Material supplied:

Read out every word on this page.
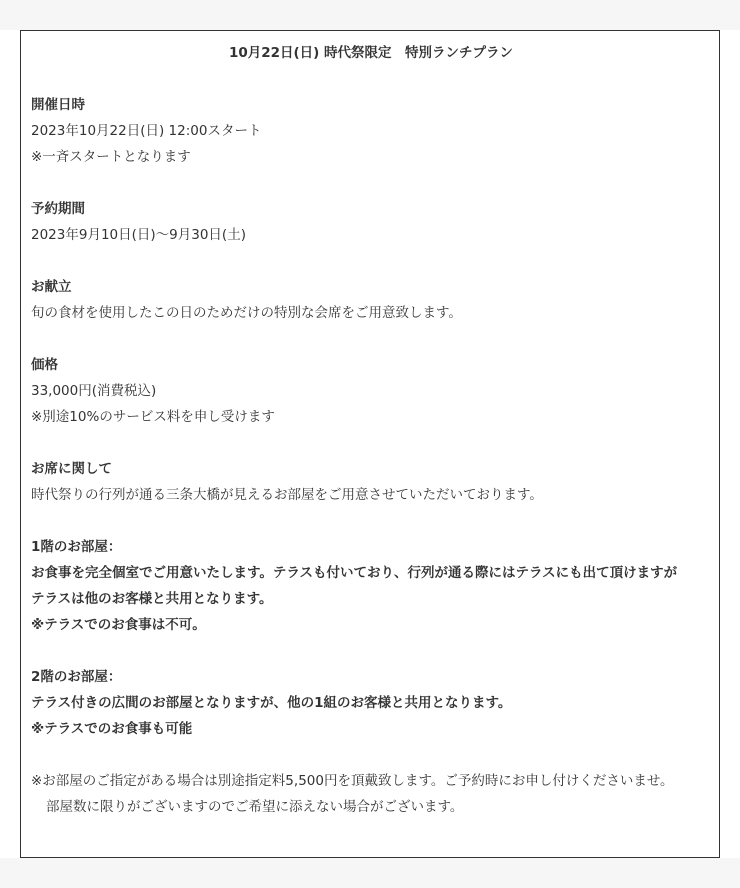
10月22日(日) 時代祭限定　特別ランチプラン
開催日時
2023年10月22日(日) 12:00スタート
※一斉スタートとなります
予約期間
2023年9月10日(日)〜9月30日(土)
お献立
旬の食材を使用したこの日のためだけの特別な会席をご用意致します。
価格
33,000円(消費税込)
※別途10%のサービス料を申し受けます
お席に関して
時代祭りの行列が通る三条大橋が見えるお部屋をご用意させていただいております。
1階のお部屋：
お食事を完全個室でご用意いたします。テラスも付いており、行列が通る際にはテラスにも出て頂けますが
テラスは他のお客様と共用となります。
※テラスでのお食事は不可。
2階のお部屋：
テラス付きの広間のお部屋となりますが、他の1組のお客様と共用となります。
※テラスでのお食事も可能
※お部屋のご指定がある場合は別途指定料5,500円を頂戴致します。ご予約時にお申し付けくださいませ。
部屋数に限りがございますのでご希望に添えない場合がございます。
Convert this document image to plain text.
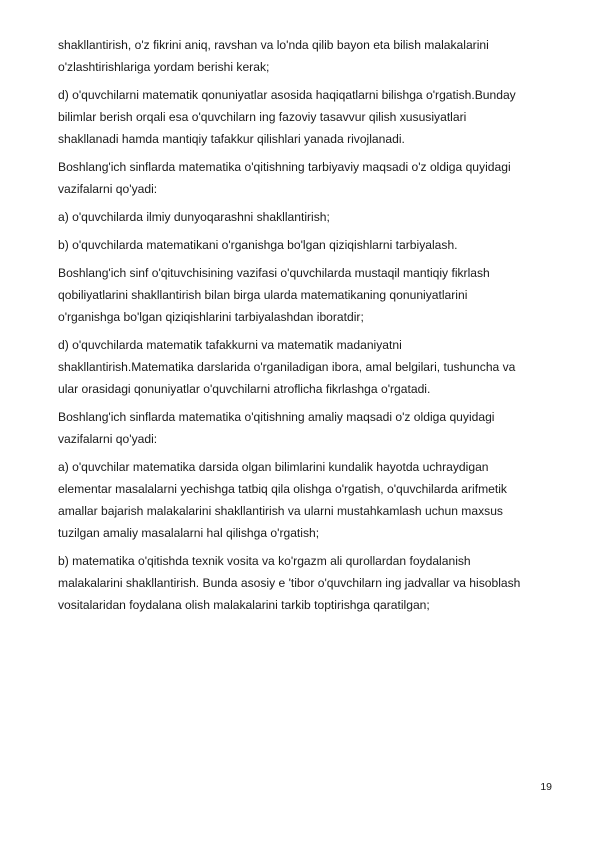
shakllantirish, o'z fikrini aniq, ravshan va lo'nda qilib bayon eta bilish malakalarini
o'zlashtirishlariga yordam berishi kerak;
d) o'quvchilarni matematik qonuniyatlar asosida haqiqatlarni bilishga o'rgatish.Bunday
bilimlar berish orqali esa o'quvchilarn ing fazoviy tasavvur qilish xususiyatlari
shakllanadi hamda mantiqiy tafakkur qilishlari yanada rivojlanadi.
Boshlang'ich sinflarda matematika o'qitishning tarbiyaviy maqsadi o'z oldiga quyidagi
vazifalarni qo'yadi:
a) o'quvchilarda ilmiy dunyoqarashni shakllantirish;
b) o'quvchilarda matematikani o'rganishga bo'lgan qiziqishlarni tarbiyalash.
Boshlang'ich sinf o'qituvchisining vazifasi o'quvchilarda mustaqil mantiqiy fikrlash
qobiliyatlarini shakllantirish bilan birga ularda matematikaning qonuniyatlarini
o'rganishga bo'lgan qiziqishlarini tarbiyalashdan iboratdir;
d) o'quvchilarda matematik tafakkurni va matematik madaniyatni
shakllantirish.Matematika darslarida o'rganiladigan ibora, amal belgilari, tushuncha va
ular orasidagi qonuniyatlar o'quvchilarni atroflicha fikrlashga o'rgatadi.
Boshlang'ich sinflarda matematika o'qitishning amaliy maqsadi o'z oldiga quyidagi
vazifalarni qo'yadi:
a) o'quvchilar matematika darsida olgan bilimlarini kundalik hayotda uchraydigan
elementar masalalarni yechishga tatbiq qila olishga o'rgatish, o'quvchilarda arifmetik
amallar bajarish malakalarini shakllantirish va ularni mustahkamlash uchun maxsus
tuzilgan amaliy masalalarni hal qilishga o'rgatish;
b) matematika o'qitishda texnik vosita va ko'rgazm ali qurollardan foydalanish
malakalarini shakllantirish. Bunda asosiy e 'tibor o'quvchilarn ing jadvallar va hisoblash
vositalaridan foydalana olish malakalarini tarkib toptirishga qaratilgan;
19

Your goal: Report only a number: how many lines in the material above contain the string "quyidagi".

Result: 2